Source excerpt.
--- Start ---

Skip to content

Using sapply instead of for loop

10 messages · Amit Thombre, Charles Determan Jr

#
I am trying to replace a for loop by using sapply, The code is for forecasting using arima. The code is as follows:-
-------------------------------------------------------
far<-function(p)
{

cat("does it come here value of p", p)
tryCatch({
air.model <-Arima(tsa,order=c(i-1,j-1,k-1), seasonal=list(order=c(l-1,m-1,n-1),period=p-1), lambda=lbda)  # the arima model

f<- forecast(air.model,h=testsize1) # for getting the error

ervalue[i,j,k,l,m,n,p]<-errf(act1,f$mean,testsize1,flagarima)

}, error=function(e)
{

return(NA)
}
)
cat("Value of error", ervalue[i,j,k,l,m,n,p])
cat("Value of i,j,k,l,m,n,p", i, j, k, l, m, n,p)
print(ervalue)
return(ervalue)
}
---------------------------
maxval=2  # set the array size as well as the maximum parameter value here.
pmax=maxval  # set max p value of the ARIMA model
dmax=maxval  # set max d value of the ARIMA model
qmax=maxval  # set max q value of the ARIMA model
Pmax=maxval  # set max P value of the ARIMA model
Dmax=maxval  # set max D value of the ARIMA model
Qmax=maxval  # set max Q value of the ARIMA model
Permax=2     # maximum value of period.

st=2013   # start year value for getting the time series
month=4 d<-c(10, 13, 14, 4, 5, 6, 7, 10, 12, 13, 14, 20, 3, 4, 5, 19, 23, 21, 18, 19, 21, 14, 15, 16, 17, 12, 20, 19, 17)
tsa<-ts(d, frequency=freq, start=c(st,month))  # store the data in tsa as  the time

A<-array(, c(maxval,maxval,maxval,maxval,maxval,maxval, 2)) # depdending on the max value set the , also it stores the AIC valuearray size
ervalue<-array(, c(maxval,maxval,maxval,maxval,maxval,maxval, 2)) # depdending on the max value set the , stores the error value.array size

for (i in 1:pmax)
{
for (j in 1:dmax)
{
for (k in 1:qmax)
{
for (l in 1:Pmax)
{
for (m in 1:Dmax)
{
for (n in 1:Qmax)
{
A<-sapply((1:Permax),function(p) far(p),simplify=FALSE)

}
}
}
}
}  #for looping through period value
}
------------------------------------------------------------------
The sapply replaces the for loop
for (p in 1:Permax)

--- End ---

Given problem 1.
According to the forum thread on replacing a for loop with sapply, what is the code being rewritten used for?

Stored data.
--- Start ---

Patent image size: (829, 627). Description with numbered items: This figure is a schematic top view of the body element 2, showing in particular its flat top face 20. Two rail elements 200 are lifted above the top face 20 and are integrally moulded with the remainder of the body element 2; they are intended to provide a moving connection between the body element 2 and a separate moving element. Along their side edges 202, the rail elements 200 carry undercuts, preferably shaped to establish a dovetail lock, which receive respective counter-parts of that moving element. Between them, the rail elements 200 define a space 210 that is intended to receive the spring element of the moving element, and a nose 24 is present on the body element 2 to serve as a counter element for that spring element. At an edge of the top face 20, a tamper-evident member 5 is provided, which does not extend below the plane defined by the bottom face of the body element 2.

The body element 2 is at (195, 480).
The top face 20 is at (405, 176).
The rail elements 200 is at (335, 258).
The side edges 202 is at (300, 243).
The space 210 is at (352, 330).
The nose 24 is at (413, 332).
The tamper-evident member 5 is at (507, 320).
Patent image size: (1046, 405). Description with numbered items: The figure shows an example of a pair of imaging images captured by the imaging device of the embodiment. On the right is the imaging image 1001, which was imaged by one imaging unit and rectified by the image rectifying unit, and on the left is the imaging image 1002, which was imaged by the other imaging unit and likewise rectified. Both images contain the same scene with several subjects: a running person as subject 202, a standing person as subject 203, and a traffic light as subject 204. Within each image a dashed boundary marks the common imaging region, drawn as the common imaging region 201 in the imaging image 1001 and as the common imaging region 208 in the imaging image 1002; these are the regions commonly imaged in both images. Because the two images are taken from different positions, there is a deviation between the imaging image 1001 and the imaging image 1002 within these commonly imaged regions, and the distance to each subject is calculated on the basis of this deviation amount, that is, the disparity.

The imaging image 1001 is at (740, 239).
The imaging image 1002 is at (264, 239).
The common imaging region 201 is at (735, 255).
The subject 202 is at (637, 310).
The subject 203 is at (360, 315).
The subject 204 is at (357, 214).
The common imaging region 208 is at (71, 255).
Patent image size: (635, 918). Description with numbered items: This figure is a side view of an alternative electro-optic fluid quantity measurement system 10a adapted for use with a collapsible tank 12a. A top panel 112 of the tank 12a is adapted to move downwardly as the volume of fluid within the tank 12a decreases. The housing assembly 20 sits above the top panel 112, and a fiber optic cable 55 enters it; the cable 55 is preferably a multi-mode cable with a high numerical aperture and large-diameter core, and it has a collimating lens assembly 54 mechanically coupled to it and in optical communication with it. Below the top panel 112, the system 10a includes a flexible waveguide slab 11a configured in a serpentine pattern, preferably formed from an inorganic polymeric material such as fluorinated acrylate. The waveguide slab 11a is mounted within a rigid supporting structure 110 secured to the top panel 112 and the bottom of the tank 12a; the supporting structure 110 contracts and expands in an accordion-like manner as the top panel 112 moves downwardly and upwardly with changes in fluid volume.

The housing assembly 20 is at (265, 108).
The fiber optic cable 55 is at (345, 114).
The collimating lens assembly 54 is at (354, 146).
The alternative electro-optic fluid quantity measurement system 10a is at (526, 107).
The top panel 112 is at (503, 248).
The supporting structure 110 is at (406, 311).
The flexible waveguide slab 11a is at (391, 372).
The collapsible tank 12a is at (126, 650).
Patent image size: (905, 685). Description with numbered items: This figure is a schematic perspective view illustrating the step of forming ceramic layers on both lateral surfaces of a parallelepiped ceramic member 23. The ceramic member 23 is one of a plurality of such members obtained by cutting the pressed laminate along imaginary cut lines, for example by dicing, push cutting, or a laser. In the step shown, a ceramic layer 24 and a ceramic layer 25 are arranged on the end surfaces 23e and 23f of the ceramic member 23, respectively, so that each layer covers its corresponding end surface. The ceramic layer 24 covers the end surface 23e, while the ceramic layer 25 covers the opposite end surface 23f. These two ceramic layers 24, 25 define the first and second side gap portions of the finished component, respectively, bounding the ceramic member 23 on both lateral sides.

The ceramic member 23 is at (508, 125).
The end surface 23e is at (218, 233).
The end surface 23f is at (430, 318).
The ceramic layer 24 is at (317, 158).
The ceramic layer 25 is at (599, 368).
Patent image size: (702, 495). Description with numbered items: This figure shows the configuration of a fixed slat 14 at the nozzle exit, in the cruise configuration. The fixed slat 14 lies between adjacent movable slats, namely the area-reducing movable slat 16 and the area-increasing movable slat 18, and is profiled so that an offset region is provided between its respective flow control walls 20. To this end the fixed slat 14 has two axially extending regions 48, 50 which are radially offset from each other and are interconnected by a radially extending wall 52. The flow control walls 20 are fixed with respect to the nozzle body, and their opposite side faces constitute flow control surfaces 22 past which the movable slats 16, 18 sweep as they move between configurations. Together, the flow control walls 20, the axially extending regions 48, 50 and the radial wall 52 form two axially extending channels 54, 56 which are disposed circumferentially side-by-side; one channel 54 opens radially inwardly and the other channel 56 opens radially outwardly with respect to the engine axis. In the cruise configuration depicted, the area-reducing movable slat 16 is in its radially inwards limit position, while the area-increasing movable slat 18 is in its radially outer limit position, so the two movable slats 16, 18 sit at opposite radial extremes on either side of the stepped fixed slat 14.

--- End ---

Given problem 2.
Extract the lines of the listing verbatim, beginning with its first line and continuing through the line containing "The tamper-evident member 5 is at (507, 320).", including both of those lines.

Answer 1.
Forecasting using ARIMA.

Answer 2.
Patent image size: (829, 627). Description with numbered items: This figure is a schematic top view of the body element 2, showing in particular its flat top face 20. Two rail elements 200 are lifted above the top face 20 and are integrally moulded with the remainder of the body element 2; they are intended to provide a moving connection between the body element 2 and a separate moving element. Along their side edges 202, the rail elements 200 carry undercuts, preferably shaped to establish a dovetail lock, which receive respective counter-parts of that moving element. Between them, the rail elements 200 define a space 210 that is intended to receive the spring element of the moving element, and a nose 24 is present on the body element 2 to serve as a counter element for that spring element. At an edge of the top face 20, a tamper-evident member 5 is provided, which does not extend below the plane defined by the bottom face of the body element 2.

The body element 2 is at (195, 480).
The top face 20 is at (405, 176).
The rail elements 200 is at (335, 258).
The side edges 202 is at (300, 243).
The space 210 is at (352, 330).
The nose 24 is at (413, 332).
The tamper-evident member 5 is at (507, 320).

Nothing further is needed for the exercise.